**Listing:**
## Start

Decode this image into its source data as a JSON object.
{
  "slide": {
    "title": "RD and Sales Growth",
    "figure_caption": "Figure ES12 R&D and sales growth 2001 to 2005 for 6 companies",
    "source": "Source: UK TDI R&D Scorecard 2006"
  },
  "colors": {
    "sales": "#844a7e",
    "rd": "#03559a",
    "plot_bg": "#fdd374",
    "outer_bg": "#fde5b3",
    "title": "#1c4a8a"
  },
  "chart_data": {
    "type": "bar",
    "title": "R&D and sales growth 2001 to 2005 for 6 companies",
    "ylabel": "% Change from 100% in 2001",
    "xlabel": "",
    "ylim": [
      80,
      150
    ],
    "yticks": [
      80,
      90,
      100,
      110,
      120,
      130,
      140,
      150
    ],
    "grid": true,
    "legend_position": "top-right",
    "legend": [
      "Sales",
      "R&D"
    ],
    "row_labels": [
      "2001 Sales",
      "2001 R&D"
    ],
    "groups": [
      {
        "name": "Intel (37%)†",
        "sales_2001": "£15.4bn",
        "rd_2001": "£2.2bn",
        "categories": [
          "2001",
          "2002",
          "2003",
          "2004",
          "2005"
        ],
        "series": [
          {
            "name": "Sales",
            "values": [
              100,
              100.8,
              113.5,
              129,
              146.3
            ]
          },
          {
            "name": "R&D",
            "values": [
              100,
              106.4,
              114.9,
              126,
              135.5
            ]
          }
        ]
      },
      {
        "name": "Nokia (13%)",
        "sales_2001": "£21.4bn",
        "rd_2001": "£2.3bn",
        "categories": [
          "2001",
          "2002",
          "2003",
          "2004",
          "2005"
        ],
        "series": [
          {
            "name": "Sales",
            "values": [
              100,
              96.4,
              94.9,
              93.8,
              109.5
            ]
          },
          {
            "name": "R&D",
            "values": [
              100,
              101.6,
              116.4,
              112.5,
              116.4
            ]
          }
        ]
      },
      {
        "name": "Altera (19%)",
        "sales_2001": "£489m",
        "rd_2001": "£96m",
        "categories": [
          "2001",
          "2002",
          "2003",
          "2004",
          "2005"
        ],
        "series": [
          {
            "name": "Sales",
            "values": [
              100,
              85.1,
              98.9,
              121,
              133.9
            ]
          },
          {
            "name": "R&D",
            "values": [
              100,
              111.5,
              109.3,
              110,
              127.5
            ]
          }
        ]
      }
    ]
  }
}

## End

**Set problem:** Set all of the entries down again, exactly as they were given.

**Answer in full:**
Decode this image into its source data as a JSON object.
{
  "slide": {
    "title": "RD and Sales Growth",
    "figure_caption": "Figure ES12 R&D and sales growth 2001 to 2005 for 6 companies",
    "source": "Source: UK TDI R&D Scorecard 2006"
  },
  "colors": {
    "sales": "#844a7e",
    "rd": "#03559a",
    "plot_bg": "#fdd374",
    "outer_bg": "#fde5b3",
    "title": "#1c4a8a"
  },
  "chart_data": {
    "type": "bar",
    "title": "R&D and sales growth 2001 to 2005 for 6 companies",
    "ylabel": "% Change from 100% in 2001",
    "xlabel": "",
    "ylim": [
      80,
      150
    ],
    "yticks": [
      80,
      90,
      100,
      110,
      120,
      130,
      140,
      150
    ],
    "grid": true,
    "legend_position": "top-right",
    "legend": [
      "Sales",
      "R&D"
    ],
    "row_labels": [
      "2001 Sales",
      "2001 R&D"
    ],
    "groups": [
      {
        "name": "Intel (37%)†",
        "sales_2001": "£15.4bn",
        "rd_2001": "£2.2bn",
        "categories": [
          "2001",
          "2002",
          "2003",
          "2004",
          "2005"
        ],
        "series": [
          {
            "name": "Sales",
            "values": [
              100,
              100.8,
              113.5,
              129,
              146.3
            ]
          },
          {
            "name": "R&D",
            "values": [
              100,
              106.4,
              114.9,
              126,
              135.5
            ]
          }
        ]
      },
      {
        "name": "Nokia (13%)",
        "sales_2001": "£21.4bn",
        "rd_2001": "£2.3bn",
        "categories": [
          "2001",
          "2002",
          "2003",
          "2004",
          "2005"
        ],
        "series": [
          {
            "name": "Sales",
            "values": [
              100,
              96.4,
              94.9,
              93.8,
              109.5
            ]
          },
          {
            "name": "R&D",
            "values": [
              100,
              101.6,
              116.4,
              112.5,
              116.4
            ]
          }
        ]
      },
      {
        "name": "Altera (19%)",
        "sales_2001": "£489m",
        "rd_2001": "£96m",
        "categories": [
          "2001",
          "2002",
          "2003",
          "2004",
          "2005"
        ],
        "series": [
          {
            "name": "Sales",
            "values": [
              100,
              85.1,
              98.9,
              121,
              133.9
            ]
          },
          {
            "name": "R&D",
            "values": [
              100,
              111.5,
              109.3,
              110,
              127.5
            ]
          }
        ]
      }
    ]
  }
}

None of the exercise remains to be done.